## Work instructions
Don't copy the pictures; return every other part of the records exactly.

..........

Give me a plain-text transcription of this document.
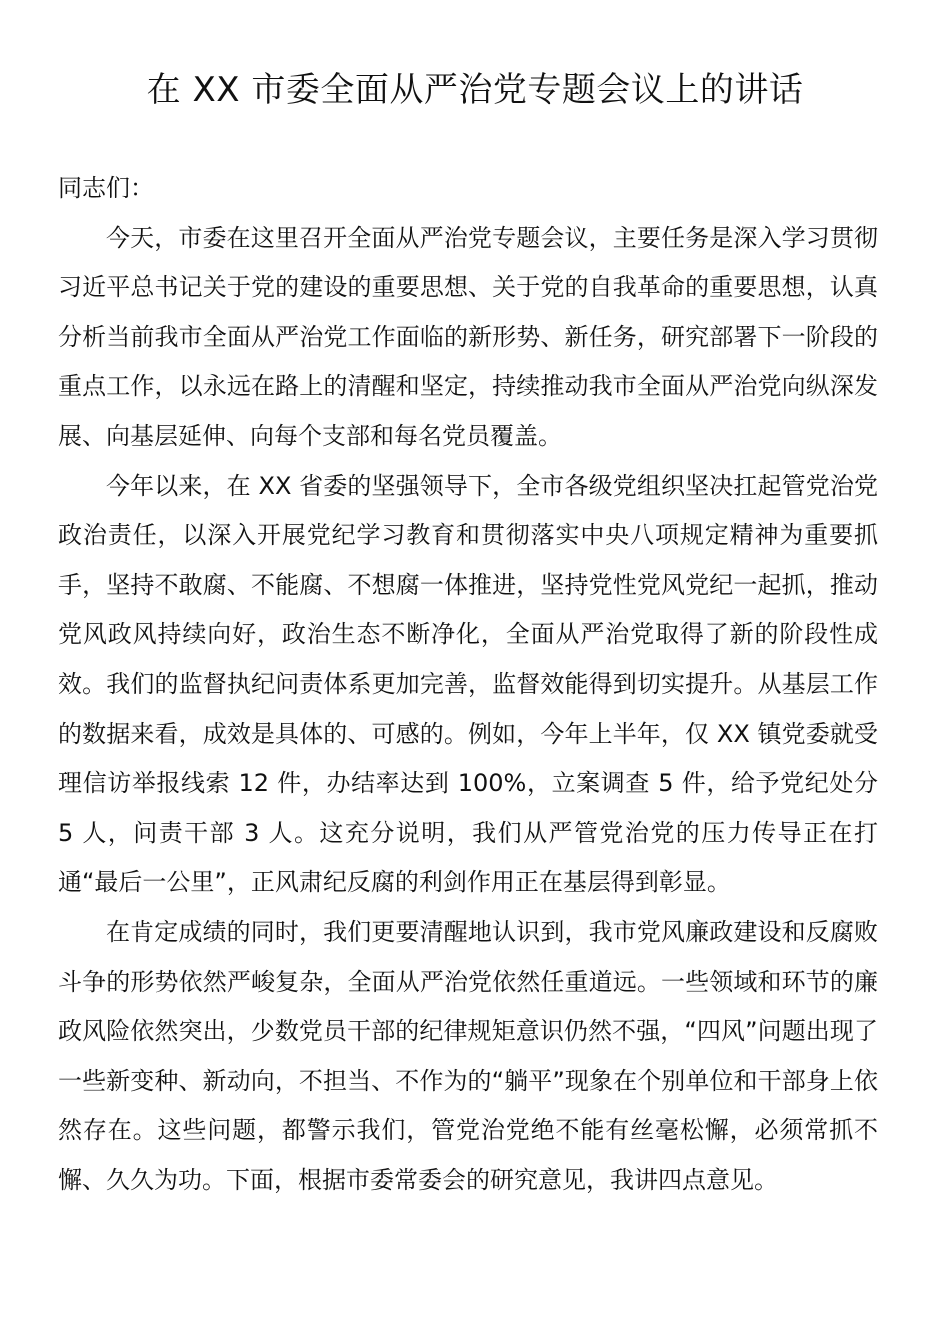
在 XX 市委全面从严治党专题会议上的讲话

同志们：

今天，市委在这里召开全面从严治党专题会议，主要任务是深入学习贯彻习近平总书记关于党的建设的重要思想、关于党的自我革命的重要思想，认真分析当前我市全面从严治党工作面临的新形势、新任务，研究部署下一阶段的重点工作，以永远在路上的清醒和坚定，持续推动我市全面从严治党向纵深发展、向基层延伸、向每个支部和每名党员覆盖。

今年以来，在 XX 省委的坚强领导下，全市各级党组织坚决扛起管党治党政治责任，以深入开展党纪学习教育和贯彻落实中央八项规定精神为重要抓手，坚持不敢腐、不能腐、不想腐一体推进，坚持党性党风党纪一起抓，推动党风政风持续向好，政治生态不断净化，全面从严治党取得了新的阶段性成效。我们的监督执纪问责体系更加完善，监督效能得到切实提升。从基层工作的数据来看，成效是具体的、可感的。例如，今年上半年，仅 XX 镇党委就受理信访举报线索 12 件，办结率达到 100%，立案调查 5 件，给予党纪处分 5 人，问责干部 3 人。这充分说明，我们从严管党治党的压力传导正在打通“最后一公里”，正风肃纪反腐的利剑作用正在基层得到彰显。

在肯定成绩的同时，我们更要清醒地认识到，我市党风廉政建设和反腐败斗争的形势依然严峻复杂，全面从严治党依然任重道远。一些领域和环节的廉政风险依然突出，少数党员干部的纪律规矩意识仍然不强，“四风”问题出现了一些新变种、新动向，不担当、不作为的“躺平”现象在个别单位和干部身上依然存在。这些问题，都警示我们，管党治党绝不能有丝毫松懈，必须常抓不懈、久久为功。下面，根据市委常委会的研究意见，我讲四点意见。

..........

## Complete answer
Give me a plain-text transcription of this document.
在 XX 市委全面从严治党专题会议上的讲话

同志们：

今天，市委在这里召开全面从严治党专题会议，主要任务是深入学习贯彻习近平总书记关于党的建设的重要思想、关于党的自我革命的重要思想，认真分析当前我市全面从严治党工作面临的新形势、新任务，研究部署下一阶段的重点工作，以永远在路上的清醒和坚定，持续推动我市全面从严治党向纵深发展、向基层延伸、向每个支部和每名党员覆盖。

今年以来，在 XX 省委的坚强领导下，全市各级党组织坚决扛起管党治党政治责任，以深入开展党纪学习教育和贯彻落实中央八项规定精神为重要抓手，坚持不敢腐、不能腐、不想腐一体推进，坚持党性党风党纪一起抓，推动党风政风持续向好，政治生态不断净化，全面从严治党取得了新的阶段性成效。我们的监督执纪问责体系更加完善，监督效能得到切实提升。从基层工作的数据来看，成效是具体的、可感的。例如，今年上半年，仅 XX 镇党委就受理信访举报线索 12 件，办结率达到 100%，立案调查 5 件，给予党纪处分 5 人，问责干部 3 人。这充分说明，我们从严管党治党的压力传导正在打通“最后一公里”，正风肃纪反腐的利剑作用正在基层得到彰显。

在肯定成绩的同时，我们更要清醒地认识到，我市党风廉政建设和反腐败斗争的形势依然严峻复杂，全面从严治党依然任重道远。一些领域和环节的廉政风险依然突出，少数党员干部的纪律规矩意识仍然不强，“四风”问题出现了一些新变种、新动向，不担当、不作为的“躺平”现象在个别单位和干部身上依然存在。这些问题，都警示我们，管党治党绝不能有丝毫松懈，必须常抓不懈、久久为功。下面，根据市委常委会的研究意见，我讲四点意见。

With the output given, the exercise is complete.